Exercise instructions –
[1] Reproduce the stretch of the court memorandum from "Appeal from the" through "SMITH, Circuit Judges.".
[2] Carry the court memorandum forward from the point where it stops.

Document text –
# # # # #

FILED
NOT FOR PUBLICATION SEP 25 2012
MOLLY C. DWYER, CLERK
UNITED STATES COURT OF APPEALS U .S. C O U R T OF APPE ALS
FOR THE NINTH CIRCUIT
DEVONTE BERNARD HARRIS, No. 11-15885
Plaintiff - Appellant, D.C. No. 5:09-cv-00100-JF
v.
MEMORANDUM *
JAMES C. THOM; et al.,
Defendants - Appellees.
Appeal from the United States District Court
for the Northern District of California
Jeremy D. Fogel, District Judge, Presiding
Submitted September 10, 2012 **
Before: WARDLAW, CLIFTON, and N.R. SMITH, Circuit Judges.
California state prisoner Devonte Bernard Harris appeals pro se from the
district court’s judgment in his 42 U.S.C. § 1983 action alleging retaliation and
excessive force claims. We have jurisdiction under 28 U.S.C. § 1291. We review
*
This disposition is not appropriate for publication and is not precedent
except as provided by 9th Cir. R. 36-3.

# # # # #

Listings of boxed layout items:
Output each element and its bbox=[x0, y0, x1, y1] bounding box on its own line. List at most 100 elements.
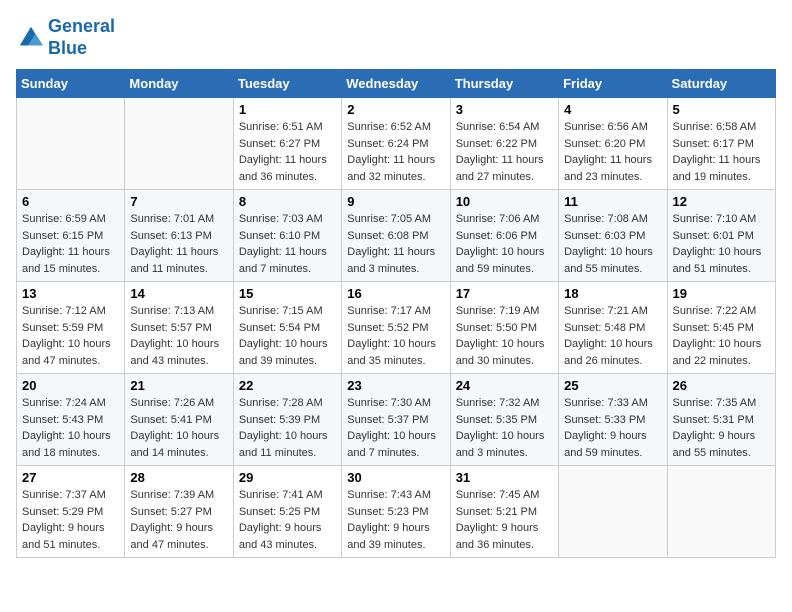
calendar-cell: 3 Sunrise: 6:54 AMSunset: 6:22 PMDayligh… bbox=[450, 98, 558, 190]
day-info: Sunrise: 7:28 AMSunset: 5:39 PMDaylight:… bbox=[239, 395, 336, 461]
calendar-cell: 20 Sunrise: 7:24 AMSunset: 5:43 PMDaylig… bbox=[17, 374, 125, 466]
day-info: Sunrise: 6:59 AMSunset: 6:15 PMDaylight:… bbox=[22, 211, 119, 277]
calendar-cell: 9 Sunrise: 7:05 AMSunset: 6:08 PMDayligh… bbox=[342, 190, 450, 282]
calendar-cell: 31 Sunrise: 7:45 AMSunset: 5:21 PMDaylig… bbox=[450, 466, 558, 558]
calendar-cell: 2 Sunrise: 6:52 AMSunset: 6:24 PMDayligh… bbox=[342, 98, 450, 190]
calendar-cell: 14 Sunrise: 7:13 AMSunset: 5:57 PMDaylig… bbox=[125, 282, 233, 374]
calendar-cell: 12 Sunrise: 7:10 AMSunset: 6:01 PMDaylig… bbox=[667, 190, 775, 282]
calendar-cell: 17 Sunrise: 7:19 AMSunset: 5:50 PMDaylig… bbox=[450, 282, 558, 374]
day-info: Sunrise: 7:08 AMSunset: 6:03 PMDaylight:… bbox=[564, 211, 661, 277]
calendar-body: 1 Sunrise: 6:51 AMSunset: 6:27 PMDayligh… bbox=[17, 98, 776, 558]
week-row-3: 20 Sunrise: 7:24 AMSunset: 5:43 PMDaylig… bbox=[17, 374, 776, 466]
calendar-cell: 4 Sunrise: 6:56 AMSunset: 6:20 PMDayligh… bbox=[559, 98, 667, 190]
day-header-saturday: Saturday bbox=[667, 70, 775, 98]
logo-text: General Blue bbox=[48, 16, 115, 59]
day-number: 18 bbox=[564, 286, 661, 301]
calendar-cell: 15 Sunrise: 7:15 AMSunset: 5:54 PMDaylig… bbox=[233, 282, 341, 374]
day-info: Sunrise: 7:22 AMSunset: 5:45 PMDaylight:… bbox=[673, 303, 770, 369]
calendar-cell: 7 Sunrise: 7:01 AMSunset: 6:13 PMDayligh… bbox=[125, 190, 233, 282]
header-row: SundayMondayTuesdayWednesdayThursdayFrid… bbox=[17, 70, 776, 98]
calendar-cell bbox=[125, 98, 233, 190]
calendar-cell: 19 Sunrise: 7:22 AMSunset: 5:45 PMDaylig… bbox=[667, 282, 775, 374]
day-number: 29 bbox=[239, 470, 336, 485]
day-number: 25 bbox=[564, 378, 661, 393]
day-number: 13 bbox=[22, 286, 119, 301]
day-header-tuesday: Tuesday bbox=[233, 70, 341, 98]
day-info: Sunrise: 7:13 AMSunset: 5:57 PMDaylight:… bbox=[130, 303, 227, 369]
calendar-cell: 1 Sunrise: 6:51 AMSunset: 6:27 PMDayligh… bbox=[233, 98, 341, 190]
page-header: General Blue bbox=[16, 16, 776, 59]
day-info: Sunrise: 7:03 AMSunset: 6:10 PMDaylight:… bbox=[239, 211, 336, 277]
calendar-cell: 30 Sunrise: 7:43 AMSunset: 5:23 PMDaylig… bbox=[342, 466, 450, 558]
week-row-4: 27 Sunrise: 7:37 AMSunset: 5:29 PMDaylig… bbox=[17, 466, 776, 558]
day-header-monday: Monday bbox=[125, 70, 233, 98]
week-row-2: 13 Sunrise: 7:12 AMSunset: 5:59 PMDaylig… bbox=[17, 282, 776, 374]
calendar-cell: 22 Sunrise: 7:28 AMSunset: 5:39 PMDaylig… bbox=[233, 374, 341, 466]
day-info: Sunrise: 7:19 AMSunset: 5:50 PMDaylight:… bbox=[456, 303, 553, 369]
day-info: Sunrise: 7:21 AMSunset: 5:48 PMDaylight:… bbox=[564, 303, 661, 369]
day-number: 16 bbox=[347, 286, 444, 301]
day-info: Sunrise: 7:24 AMSunset: 5:43 PMDaylight:… bbox=[22, 395, 119, 461]
calendar-cell: 27 Sunrise: 7:37 AMSunset: 5:29 PMDaylig… bbox=[17, 466, 125, 558]
calendar-cell: 5 Sunrise: 6:58 AMSunset: 6:17 PMDayligh… bbox=[667, 98, 775, 190]
day-info: Sunrise: 7:10 AMSunset: 6:01 PMDaylight:… bbox=[673, 211, 770, 277]
day-info: Sunrise: 6:56 AMSunset: 6:20 PMDaylight:… bbox=[564, 119, 661, 185]
calendar-table: SundayMondayTuesdayWednesdayThursdayFrid… bbox=[16, 69, 776, 558]
calendar-cell: 25 Sunrise: 7:33 AMSunset: 5:33 PMDaylig… bbox=[559, 374, 667, 466]
day-info: Sunrise: 7:01 AMSunset: 6:13 PMDaylight:… bbox=[130, 211, 227, 277]
day-number: 15 bbox=[239, 286, 336, 301]
day-number: 21 bbox=[130, 378, 227, 393]
logo: General Blue bbox=[16, 16, 115, 59]
day-info: Sunrise: 7:33 AMSunset: 5:33 PMDaylight:… bbox=[564, 395, 661, 461]
calendar-cell: 28 Sunrise: 7:39 AMSunset: 5:27 PMDaylig… bbox=[125, 466, 233, 558]
calendar-cell: 16 Sunrise: 7:17 AMSunset: 5:52 PMDaylig… bbox=[342, 282, 450, 374]
day-number: 22 bbox=[239, 378, 336, 393]
calendar-cell: 23 Sunrise: 7:30 AMSunset: 5:37 PMDaylig… bbox=[342, 374, 450, 466]
day-number: 17 bbox=[456, 286, 553, 301]
calendar-cell: 11 Sunrise: 7:08 AMSunset: 6:03 PMDaylig… bbox=[559, 190, 667, 282]
day-info: Sunrise: 7:30 AMSunset: 5:37 PMDaylight:… bbox=[347, 395, 444, 461]
day-info: Sunrise: 7:45 AMSunset: 5:21 PMDaylight:… bbox=[456, 487, 553, 553]
day-number: 19 bbox=[673, 286, 770, 301]
calendar-cell: 26 Sunrise: 7:35 AMSunset: 5:31 PMDaylig… bbox=[667, 374, 775, 466]
day-number: 28 bbox=[130, 470, 227, 485]
day-info: Sunrise: 7:15 AMSunset: 5:54 PMDaylight:… bbox=[239, 303, 336, 369]
calendar-cell: 21 Sunrise: 7:26 AMSunset: 5:41 PMDaylig… bbox=[125, 374, 233, 466]
day-info: Sunrise: 7:41 AMSunset: 5:25 PMDaylight:… bbox=[239, 487, 336, 553]
calendar-cell: 6 Sunrise: 6:59 AMSunset: 6:15 PMDayligh… bbox=[17, 190, 125, 282]
day-header-thursday: Thursday bbox=[450, 70, 558, 98]
day-number: 24 bbox=[456, 378, 553, 393]
day-number: 3 bbox=[456, 102, 553, 117]
calendar-cell: 24 Sunrise: 7:32 AMSunset: 5:35 PMDaylig… bbox=[450, 374, 558, 466]
calendar-cell: 13 Sunrise: 7:12 AMSunset: 5:59 PMDaylig… bbox=[17, 282, 125, 374]
day-info: Sunrise: 7:37 AMSunset: 5:29 PMDaylight:… bbox=[22, 487, 119, 553]
day-header-friday: Friday bbox=[559, 70, 667, 98]
day-info: Sunrise: 7:26 AMSunset: 5:41 PMDaylight:… bbox=[130, 395, 227, 461]
calendar-cell: 10 Sunrise: 7:06 AMSunset: 6:06 PMDaylig… bbox=[450, 190, 558, 282]
day-info: Sunrise: 7:39 AMSunset: 5:27 PMDaylight:… bbox=[130, 487, 227, 553]
calendar-cell: 29 Sunrise: 7:41 AMSunset: 5:25 PMDaylig… bbox=[233, 466, 341, 558]
day-number: 30 bbox=[347, 470, 444, 485]
day-info: Sunrise: 6:54 AMSunset: 6:22 PMDaylight:… bbox=[456, 119, 553, 185]
day-number: 27 bbox=[22, 470, 119, 485]
day-number: 1 bbox=[239, 102, 336, 117]
day-number: 10 bbox=[456, 194, 553, 209]
week-row-0: 1 Sunrise: 6:51 AMSunset: 6:27 PMDayligh… bbox=[17, 98, 776, 190]
day-info: Sunrise: 6:51 AMSunset: 6:27 PMDaylight:… bbox=[239, 119, 336, 185]
day-number: 7 bbox=[130, 194, 227, 209]
day-header-sunday: Sunday bbox=[17, 70, 125, 98]
calendar-cell: 18 Sunrise: 7:21 AMSunset: 5:48 PMDaylig… bbox=[559, 282, 667, 374]
day-number: 26 bbox=[673, 378, 770, 393]
day-number: 23 bbox=[347, 378, 444, 393]
week-row-1: 6 Sunrise: 6:59 AMSunset: 6:15 PMDayligh… bbox=[17, 190, 776, 282]
day-number: 20 bbox=[22, 378, 119, 393]
day-info: Sunrise: 7:06 AMSunset: 6:06 PMDaylight:… bbox=[456, 211, 553, 277]
day-info: Sunrise: 7:17 AMSunset: 5:52 PMDaylight:… bbox=[347, 303, 444, 369]
day-number: 2 bbox=[347, 102, 444, 117]
logo-icon bbox=[16, 23, 46, 53]
day-number: 14 bbox=[130, 286, 227, 301]
day-number: 4 bbox=[564, 102, 661, 117]
day-number: 5 bbox=[673, 102, 770, 117]
calendar-cell bbox=[667, 466, 775, 558]
day-info: Sunrise: 6:58 AMSunset: 6:17 PMDaylight:… bbox=[673, 119, 770, 185]
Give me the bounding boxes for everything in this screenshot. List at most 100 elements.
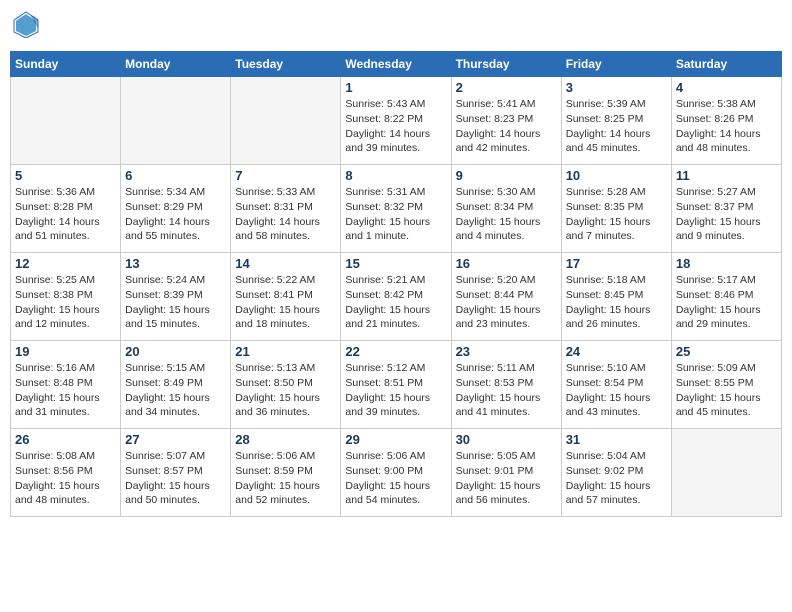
day-info: Sunrise: 5:39 AMSunset: 8:25 PMDaylight:… [566, 97, 667, 156]
calendar-cell: 24 Sunrise: 5:10 AMSunset: 8:54 PMDayligh… [561, 341, 671, 429]
calendar-cell: 30Sunrise: 5:05 AMSunset: 9:01 PMDayligh… [451, 429, 561, 517]
calendar-cell: 16Sunrise: 5:20 AMSunset: 8:44 PMDayligh… [451, 253, 561, 341]
day-number: 2 [456, 80, 557, 95]
day-info: Sunrise: 5:11 AMSunset: 8:53 PMDaylight:… [456, 361, 557, 420]
calendar-cell: 15 Sunrise: 5:21 AMSunset: 8:42 PMDayligh… [341, 253, 451, 341]
day-info: Sunrise: 5:28 AMSunset: 8:35 PMDaylight:… [566, 185, 667, 244]
day-number: 10 [566, 168, 667, 183]
day-info: Sunrise: 5:41 AMSunset: 8:23 PMDaylight:… [456, 97, 557, 156]
calendar-cell: 1Sunrise: 5:43 AMSunset: 8:22 PMDaylight… [341, 77, 451, 165]
day-info: Sunrise: 5:33 AMSunset: 8:31 PMDaylight:… [235, 185, 336, 244]
calendar-cell: 7 Sunrise: 5:33 AMSunset: 8:31 PMDaylight… [231, 165, 341, 253]
day-number: 20 [125, 344, 226, 359]
day-number: 9 [456, 168, 557, 183]
calendar-cell: 17 Sunrise: 5:18 AMSunset: 8:45 PMDayligh… [561, 253, 671, 341]
calendar-cell: 10 Sunrise: 5:28 AMSunset: 8:35 PMDayligh… [561, 165, 671, 253]
day-number: 6 [125, 168, 226, 183]
day-number: 14 [235, 256, 336, 271]
logo-text [10, 10, 40, 43]
calendar-cell: 4Sunrise: 5:38 AMSunset: 8:26 PMDaylight… [671, 77, 781, 165]
day-info: Sunrise: 5:18 AMSunset: 8:45 PMDaylight:… [566, 273, 667, 332]
calendar-cell [121, 77, 231, 165]
day-number: 29 [345, 432, 446, 447]
calendar-cell: 12Sunrise: 5:25 AMSunset: 8:38 PMDayligh… [11, 253, 121, 341]
day-info: Sunrise: 5:43 AMSunset: 8:22 PMDaylight:… [345, 97, 446, 156]
day-number: 11 [676, 168, 777, 183]
calendar-cell: 25 Sunrise: 5:09 AMSunset: 8:55 PMDayligh… [671, 341, 781, 429]
day-info: Sunrise: 5:30 AMSunset: 8:34 PMDaylight:… [456, 185, 557, 244]
day-number: 23 [456, 344, 557, 359]
day-number: 15 [345, 256, 446, 271]
day-number: 30 [456, 432, 557, 447]
calendar-cell: 31 Sunrise: 5:04 AMSunset: 9:02 PMDayligh… [561, 429, 671, 517]
calendar-cell: 18Sunrise: 5:17 AMSunset: 8:46 PMDayligh… [671, 253, 781, 341]
calendar-day-header: Tuesday [231, 52, 341, 77]
calendar-day-header: Sunday [11, 52, 121, 77]
calendar-week-row: 1Sunrise: 5:43 AMSunset: 8:22 PMDaylight… [11, 77, 782, 165]
day-number: 27 [125, 432, 226, 447]
calendar-day-header: Monday [121, 52, 231, 77]
day-number: 17 [566, 256, 667, 271]
day-number: 3 [566, 80, 667, 95]
calendar-day-header: Saturday [671, 52, 781, 77]
day-info: Sunrise: 5:38 AMSunset: 8:26 PMDaylight:… [676, 97, 777, 156]
day-number: 12 [15, 256, 116, 271]
day-info: Sunrise: 5:22 AMSunset: 8:41 PMDaylight:… [235, 273, 336, 332]
calendar-week-row: 19Sunrise: 5:16 AMSunset: 8:48 PMDayligh… [11, 341, 782, 429]
day-info: Sunrise: 5:08 AMSunset: 8:56 PMDaylight:… [15, 449, 116, 508]
day-info: Sunrise: 5:34 AMSunset: 8:29 PMDaylight:… [125, 185, 226, 244]
day-info: Sunrise: 5:12 AMSunset: 8:51 PMDaylight:… [345, 361, 446, 420]
calendar-cell: 23 Sunrise: 5:11 AMSunset: 8:53 PMDayligh… [451, 341, 561, 429]
calendar-cell: 8 Sunrise: 5:31 AMSunset: 8:32 PMDaylight… [341, 165, 451, 253]
day-info: Sunrise: 5:09 AMSunset: 8:55 PMDaylight:… [676, 361, 777, 420]
day-number: 25 [676, 344, 777, 359]
day-number: 7 [235, 168, 336, 183]
day-number: 8 [345, 168, 446, 183]
day-info: Sunrise: 5:04 AMSunset: 9:02 PMDaylight:… [566, 449, 667, 508]
calendar-cell: 5 Sunrise: 5:36 AMSunset: 8:28 PMDaylight… [11, 165, 121, 253]
calendar-cell: 20 Sunrise: 5:15 AMSunset: 8:49 PMDayligh… [121, 341, 231, 429]
calendar-day-header: Thursday [451, 52, 561, 77]
day-number: 21 [235, 344, 336, 359]
calendar-cell [11, 77, 121, 165]
day-info: Sunrise: 5:06 AMSunset: 9:00 PMDaylight:… [345, 449, 446, 508]
calendar-cell: 14 Sunrise: 5:22 AMSunset: 8:41 PMDayligh… [231, 253, 341, 341]
calendar-cell: 21 Sunrise: 5:13 AMSunset: 8:50 PMDayligh… [231, 341, 341, 429]
calendar-cell: 28 Sunrise: 5:06 AMSunset: 8:59 PMDayligh… [231, 429, 341, 517]
calendar-cell: 2 Sunrise: 5:41 AMSunset: 8:23 PMDaylight… [451, 77, 561, 165]
day-number: 28 [235, 432, 336, 447]
calendar-day-header: Wednesday [341, 52, 451, 77]
day-info: Sunrise: 5:31 AMSunset: 8:32 PMDaylight:… [345, 185, 446, 244]
day-info: Sunrise: 5:36 AMSunset: 8:28 PMDaylight:… [15, 185, 116, 244]
day-number: 5 [15, 168, 116, 183]
day-number: 24 [566, 344, 667, 359]
logo-icon [12, 10, 40, 38]
calendar-day-header: Friday [561, 52, 671, 77]
day-number: 22 [345, 344, 446, 359]
calendar-table: SundayMondayTuesdayWednesdayThursdayFrid… [10, 51, 782, 517]
calendar-cell: 26 Sunrise: 5:08 AMSunset: 8:56 PMDayligh… [11, 429, 121, 517]
calendar-cell: 19Sunrise: 5:16 AMSunset: 8:48 PMDayligh… [11, 341, 121, 429]
day-info: Sunrise: 5:13 AMSunset: 8:50 PMDaylight:… [235, 361, 336, 420]
day-number: 18 [676, 256, 777, 271]
day-info: Sunrise: 5:07 AMSunset: 8:57 PMDaylight:… [125, 449, 226, 508]
calendar-week-row: 5 Sunrise: 5:36 AMSunset: 8:28 PMDaylight… [11, 165, 782, 253]
calendar-cell: 3 Sunrise: 5:39 AMSunset: 8:25 PMDaylight… [561, 77, 671, 165]
logo [10, 10, 40, 43]
day-info: Sunrise: 5:06 AMSunset: 8:59 PMDaylight:… [235, 449, 336, 508]
calendar-week-row: 26 Sunrise: 5:08 AMSunset: 8:56 PMDayligh… [11, 429, 782, 517]
calendar-cell: 27 Sunrise: 5:07 AMSunset: 8:57 PMDayligh… [121, 429, 231, 517]
calendar-cell: 6 Sunrise: 5:34 AMSunset: 8:29 PMDaylight… [121, 165, 231, 253]
day-info: Sunrise: 5:21 AMSunset: 8:42 PMDaylight:… [345, 273, 446, 332]
day-number: 31 [566, 432, 667, 447]
calendar-cell [231, 77, 341, 165]
day-number: 13 [125, 256, 226, 271]
calendar-cell: 29 Sunrise: 5:06 AMSunset: 9:00 PMDayligh… [341, 429, 451, 517]
calendar-cell: 22 Sunrise: 5:12 AMSunset: 8:51 PMDayligh… [341, 341, 451, 429]
day-info: Sunrise: 5:15 AMSunset: 8:49 PMDaylight:… [125, 361, 226, 420]
day-info: Sunrise: 5:10 AMSunset: 8:54 PMDaylight:… [566, 361, 667, 420]
day-info: Sunrise: 5:16 AMSunset: 8:48 PMDaylight:… [15, 361, 116, 420]
calendar-cell: 11Sunrise: 5:27 AMSunset: 8:37 PMDayligh… [671, 165, 781, 253]
day-number: 26 [15, 432, 116, 447]
day-number: 16 [456, 256, 557, 271]
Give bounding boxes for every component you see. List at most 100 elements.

# # # # #

Expected responses –
[1]
Appeal from the United States District Court
for the Northern District of California
Jeremy D. Fogel, District Judge, Presiding
Submitted September 10, 2012 **
Before: WARDLAW, CLIFTON, and N.R. SMITH, Circuit Judges.

[2]
**
The panel unanimously concludes this case is suitable for decision
without oral argument. See Fed. R. App. P. 34(a)(2).
de novo. Hebbe v. Pliler, 627 F.3d 338, 341 (9th Cir. 2010) (dismissal under Fed.
R. Civ. P. 12(b)(6)); Morrison v. Hall, 261 F.3d 896, 900 (9th Cir. 2001)
(summary judgment); Resnick v. Hayes, 213 F.3d 443, 447 (9th Cir. 2000)
(dismissal under 28 U.S.C. § 1915A). We affirm.
The district court properly dismissed Harris’s retaliation claim without leave
to amend because Harris failed to allege facts showing that defendants chilled his
First Amendment rights and any amendment would have been futile. See Rhodes
v. Robinson, 408 F.3d 559, 567-69, n.11 (9th Cir. 2005) (discussing the five
elements of a retaliation claim); see also Cato v. United States, 70 F.3d 1103,
1106-07 (9th Cir. 1995) (dismissal without leave to amend is not an abuse of
discretion where amendment would be futile).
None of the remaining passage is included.